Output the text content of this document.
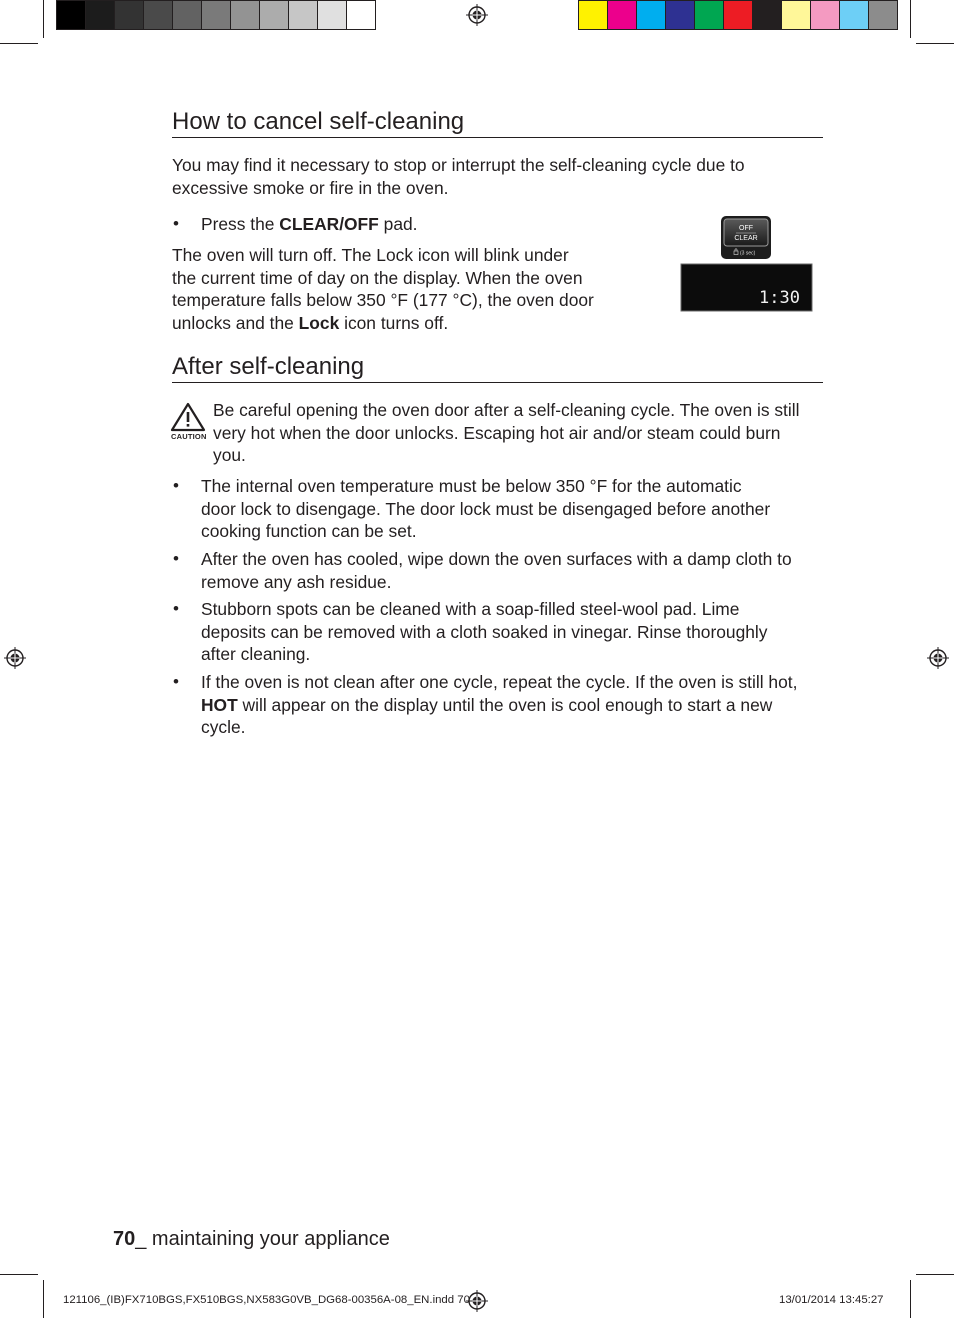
How to cancel self-cleaning
You may find it necessary to stop or interrupt the self-cleaning cycle due to
excessive smoke or fire in the oven.
• Press the CLEAR/OFF pad.
The oven will turn off. The Lock icon will blink under
the current time of day on the display. When the oven
temperature falls below 350 °F (177 °C), the oven door
unlocks and the Lock icon turns off.
OFF
CLEAR
(3 sec)
1:30
After self-cleaning
CAUTION
Be careful opening the oven door after a self-cleaning cycle. The oven is still
very hot when the door unlocks. Escaping hot air and/or steam could burn
you.
• The internal oven temperature must be below 350 °F for the automatic
door lock to disengage. The door lock must be disengaged before another
cooking function can be set.
• After the oven has cooled, wipe down the oven surfaces with a damp cloth to
remove any ash residue.
• Stubborn spots can be cleaned with a soap-filled steel-wool pad. Lime
deposits can be removed with a cloth soaked in vinegar. Rinse thoroughly
after cleaning.
• If the oven is not clean after one cycle, repeat the cycle. If the oven is still hot,
HOT will appear on the display until the oven is cool enough to start a new
cycle.
70_ maintaining your appliance
121106_(IB)FX710BGS,FX510BGS,NX583G0VB_DG68-00356A-08_EN.indd 70	13/01/2014 13:45:27
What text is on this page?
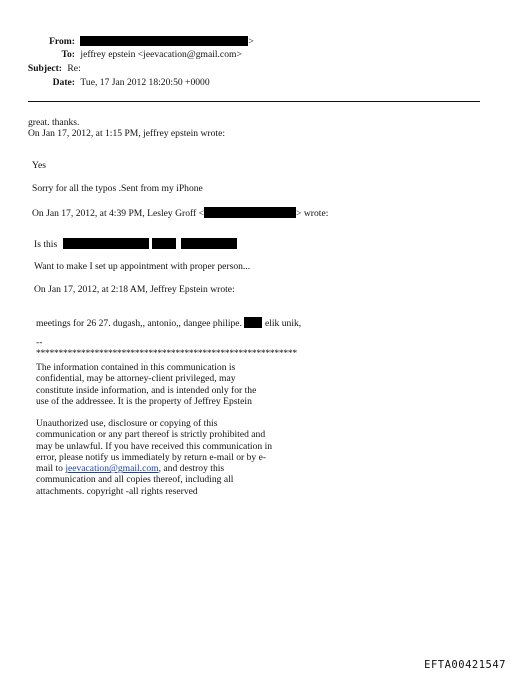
From:	>
To: jeffrey epstein <jeevacation@gmail.com>
Subject: Re:
Date: Tue, 17 Jan 2012 18:20:50 +0000
great. thanks.
On Jan 17, 2012, at 1:15 PM, jeffrey epstein wrote:
Yes
Sorry for all the typos .Sent from my iPhone
On Jan 17, 2012, at 4:39 PM, Lesley Groff <	> wrote:
Is this
Want to make I set up appointment with proper person...
On Jan 17, 2012, at 2:18 AM, Jeffrey Epstein wrote:
meetings for 26 27. dugash,, antonio,, dangee philipe. elik unik,
--
**********************************************************
The information contained in this communication is confidential, may be attorney-client privileged, may constitute inside information, and is intended only for the use of the addressee. It is the property of Jeffrey Epstein
Unauthorized use, disclosure or copying of this communication or any part thereof is strictly prohibited and may be unlawful. If you have received this communication in error, please notify us immediately by return e-mail or by e-mail to jeevacation@gmail.com, and destroy this communication and all copies thereof, including all attachments. copyright -all rights reserved
EFTA00421547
★ ★ ★ ★ ★
PROBLEM DESCRIPTION - Show the lines of the material that contain the word "gmail".

WORKED SOLUTION -
To: jeffrey epstein <jeevacation@gmail.com>
Unauthorized use, disclosure or copying of this communication or any part thereof is strictly prohibited and may be unlawful. If you have received this communication in error, please notify us immediately by return e-mail or by e-mail to jeevacation@gmail.com, and destroy this communication and all copies thereof, including all attachments. copyright -all rights reserved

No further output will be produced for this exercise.